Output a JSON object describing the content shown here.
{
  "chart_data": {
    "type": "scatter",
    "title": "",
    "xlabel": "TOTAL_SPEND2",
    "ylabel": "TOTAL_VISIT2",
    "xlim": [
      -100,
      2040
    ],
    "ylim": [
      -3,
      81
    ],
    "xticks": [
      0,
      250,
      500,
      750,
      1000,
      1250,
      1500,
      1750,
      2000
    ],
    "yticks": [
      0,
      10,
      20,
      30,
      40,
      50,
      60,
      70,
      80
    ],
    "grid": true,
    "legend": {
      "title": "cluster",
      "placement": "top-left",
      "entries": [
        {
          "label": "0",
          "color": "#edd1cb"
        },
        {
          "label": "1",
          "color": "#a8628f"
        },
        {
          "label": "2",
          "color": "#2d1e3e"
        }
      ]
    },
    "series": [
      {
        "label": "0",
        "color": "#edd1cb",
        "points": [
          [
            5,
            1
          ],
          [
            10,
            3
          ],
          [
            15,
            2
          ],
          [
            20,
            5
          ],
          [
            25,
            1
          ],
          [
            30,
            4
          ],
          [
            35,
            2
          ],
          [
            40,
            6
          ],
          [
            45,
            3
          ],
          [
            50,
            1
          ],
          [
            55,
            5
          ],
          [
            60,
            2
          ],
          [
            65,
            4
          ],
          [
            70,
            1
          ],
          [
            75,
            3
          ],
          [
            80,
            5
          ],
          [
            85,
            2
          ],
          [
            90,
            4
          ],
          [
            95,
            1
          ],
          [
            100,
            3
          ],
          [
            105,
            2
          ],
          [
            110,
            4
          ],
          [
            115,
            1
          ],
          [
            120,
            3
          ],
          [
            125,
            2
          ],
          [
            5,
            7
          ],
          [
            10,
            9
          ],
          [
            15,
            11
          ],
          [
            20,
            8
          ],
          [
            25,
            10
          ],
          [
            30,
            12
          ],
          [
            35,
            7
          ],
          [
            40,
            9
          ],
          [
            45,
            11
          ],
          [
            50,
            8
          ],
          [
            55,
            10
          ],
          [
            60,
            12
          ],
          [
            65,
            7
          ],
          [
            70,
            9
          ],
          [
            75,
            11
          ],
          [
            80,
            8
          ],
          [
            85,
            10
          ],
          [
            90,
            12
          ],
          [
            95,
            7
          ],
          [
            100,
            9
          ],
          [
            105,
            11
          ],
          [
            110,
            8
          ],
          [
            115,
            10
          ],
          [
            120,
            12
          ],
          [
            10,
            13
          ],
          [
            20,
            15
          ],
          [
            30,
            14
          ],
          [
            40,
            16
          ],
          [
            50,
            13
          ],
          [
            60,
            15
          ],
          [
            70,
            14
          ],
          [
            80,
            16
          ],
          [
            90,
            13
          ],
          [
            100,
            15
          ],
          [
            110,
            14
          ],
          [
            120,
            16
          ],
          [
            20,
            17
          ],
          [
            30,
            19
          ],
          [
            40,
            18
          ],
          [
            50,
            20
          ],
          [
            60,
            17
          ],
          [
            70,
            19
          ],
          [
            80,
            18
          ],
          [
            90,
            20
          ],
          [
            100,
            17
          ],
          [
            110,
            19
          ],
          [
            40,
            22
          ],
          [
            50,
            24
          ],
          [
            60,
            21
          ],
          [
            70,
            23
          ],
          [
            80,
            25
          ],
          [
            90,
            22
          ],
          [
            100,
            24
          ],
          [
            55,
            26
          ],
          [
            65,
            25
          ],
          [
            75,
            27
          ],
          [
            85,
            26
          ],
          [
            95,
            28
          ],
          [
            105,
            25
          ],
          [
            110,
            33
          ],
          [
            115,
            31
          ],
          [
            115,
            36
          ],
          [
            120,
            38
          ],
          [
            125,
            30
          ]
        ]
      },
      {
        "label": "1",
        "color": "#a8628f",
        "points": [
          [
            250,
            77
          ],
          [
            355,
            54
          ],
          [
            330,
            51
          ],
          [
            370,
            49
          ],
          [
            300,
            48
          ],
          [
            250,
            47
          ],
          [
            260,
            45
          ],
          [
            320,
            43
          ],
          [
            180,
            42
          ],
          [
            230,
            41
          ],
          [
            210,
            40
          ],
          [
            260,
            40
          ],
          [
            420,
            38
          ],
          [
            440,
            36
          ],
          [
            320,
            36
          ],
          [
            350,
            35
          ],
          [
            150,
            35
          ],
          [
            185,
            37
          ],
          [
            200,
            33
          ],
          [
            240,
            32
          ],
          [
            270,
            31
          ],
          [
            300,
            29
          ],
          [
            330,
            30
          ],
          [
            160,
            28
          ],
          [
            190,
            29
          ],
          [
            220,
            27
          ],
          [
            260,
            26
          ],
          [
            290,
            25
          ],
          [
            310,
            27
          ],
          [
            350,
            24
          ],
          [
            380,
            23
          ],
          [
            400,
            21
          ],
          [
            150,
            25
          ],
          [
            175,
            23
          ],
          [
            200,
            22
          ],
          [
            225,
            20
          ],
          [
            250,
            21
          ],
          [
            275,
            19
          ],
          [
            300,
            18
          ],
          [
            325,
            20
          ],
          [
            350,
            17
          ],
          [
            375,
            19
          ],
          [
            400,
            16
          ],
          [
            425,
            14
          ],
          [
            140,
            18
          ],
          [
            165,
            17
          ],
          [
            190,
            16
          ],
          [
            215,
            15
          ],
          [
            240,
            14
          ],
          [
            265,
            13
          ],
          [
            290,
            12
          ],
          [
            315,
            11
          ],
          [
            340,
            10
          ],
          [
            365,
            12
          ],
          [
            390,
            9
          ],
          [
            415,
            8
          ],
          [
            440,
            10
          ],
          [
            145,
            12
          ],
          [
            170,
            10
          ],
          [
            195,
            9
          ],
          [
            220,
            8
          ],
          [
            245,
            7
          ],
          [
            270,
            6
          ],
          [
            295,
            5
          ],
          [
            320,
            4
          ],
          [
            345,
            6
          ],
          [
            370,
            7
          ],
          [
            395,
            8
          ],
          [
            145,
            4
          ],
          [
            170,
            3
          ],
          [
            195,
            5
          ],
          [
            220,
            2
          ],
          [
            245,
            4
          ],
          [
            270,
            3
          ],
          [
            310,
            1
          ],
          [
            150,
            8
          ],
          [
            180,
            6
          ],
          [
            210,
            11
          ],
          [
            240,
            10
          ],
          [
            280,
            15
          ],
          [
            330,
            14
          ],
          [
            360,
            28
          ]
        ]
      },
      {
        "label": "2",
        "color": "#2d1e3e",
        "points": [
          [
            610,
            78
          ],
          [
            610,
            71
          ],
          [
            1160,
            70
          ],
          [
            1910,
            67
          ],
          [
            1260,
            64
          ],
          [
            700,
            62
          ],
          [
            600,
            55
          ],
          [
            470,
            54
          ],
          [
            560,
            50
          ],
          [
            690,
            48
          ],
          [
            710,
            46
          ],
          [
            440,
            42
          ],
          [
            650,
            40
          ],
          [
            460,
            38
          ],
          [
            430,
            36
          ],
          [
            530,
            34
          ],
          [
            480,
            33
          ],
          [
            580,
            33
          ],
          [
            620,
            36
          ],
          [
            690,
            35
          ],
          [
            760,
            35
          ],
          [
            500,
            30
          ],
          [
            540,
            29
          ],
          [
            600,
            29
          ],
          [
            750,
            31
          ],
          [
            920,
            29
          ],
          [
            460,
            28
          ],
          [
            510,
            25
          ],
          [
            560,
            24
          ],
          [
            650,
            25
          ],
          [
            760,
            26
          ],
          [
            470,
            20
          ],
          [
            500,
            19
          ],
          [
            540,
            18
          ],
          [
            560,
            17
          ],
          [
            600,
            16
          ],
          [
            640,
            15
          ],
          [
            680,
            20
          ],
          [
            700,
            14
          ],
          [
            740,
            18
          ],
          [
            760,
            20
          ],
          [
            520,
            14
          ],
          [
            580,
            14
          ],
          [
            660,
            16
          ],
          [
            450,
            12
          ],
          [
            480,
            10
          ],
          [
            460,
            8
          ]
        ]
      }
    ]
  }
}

*****

**WRITTEN REQUEST**
Collect the lines that hold "color".

**EXERCISE OUTPUT**
          "color": "#edd1cb"
          "color": "#a8628f"
          "color": "#2d1e3e"
        "color": "#edd1cb",
        "color": "#a8628f",
        "color": "#2d1e3e",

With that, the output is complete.